--- Begin MATERIAL PROVIDED ---

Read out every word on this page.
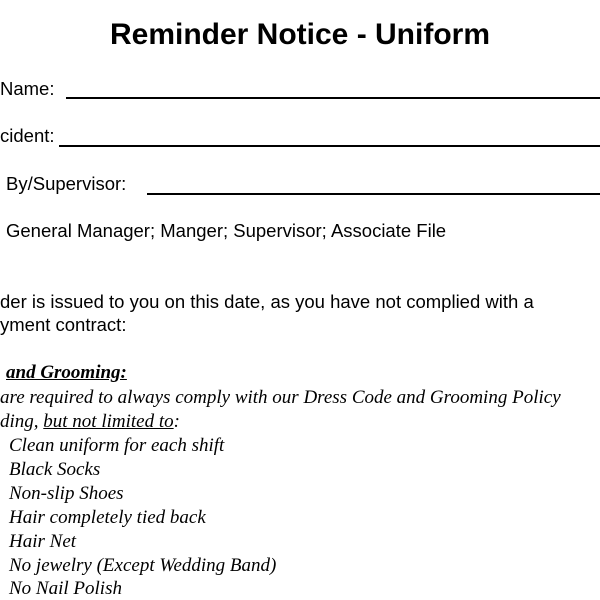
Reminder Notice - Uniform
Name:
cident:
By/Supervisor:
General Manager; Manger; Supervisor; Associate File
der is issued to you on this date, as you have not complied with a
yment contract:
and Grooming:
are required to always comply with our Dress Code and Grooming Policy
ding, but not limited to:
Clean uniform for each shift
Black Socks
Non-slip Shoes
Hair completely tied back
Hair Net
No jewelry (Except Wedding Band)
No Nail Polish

--- End MATERIAL PROVIDED ---

* [EXERCISE INSTRUCTIONS]: Quote all the lines above exactly as given. Do not include the pictures.

* [RESULT OF THIS TASK]:
Read out every word on this page.
Reminder Notice - Uniform
Name:
cident:
By/Supervisor:
General Manager; Manger; Supervisor; Associate File
der is issued to you on this date, as you have not complied with a
yment contract:
and Grooming:
are required to always comply with our Dress Code and Grooming Policy
ding, but not limited to:
Clean uniform for each shift
Black Socks
Non-slip Shoes
Hair completely tied back
Hair Net
No jewelry (Except Wedding Band)
No Nail Polish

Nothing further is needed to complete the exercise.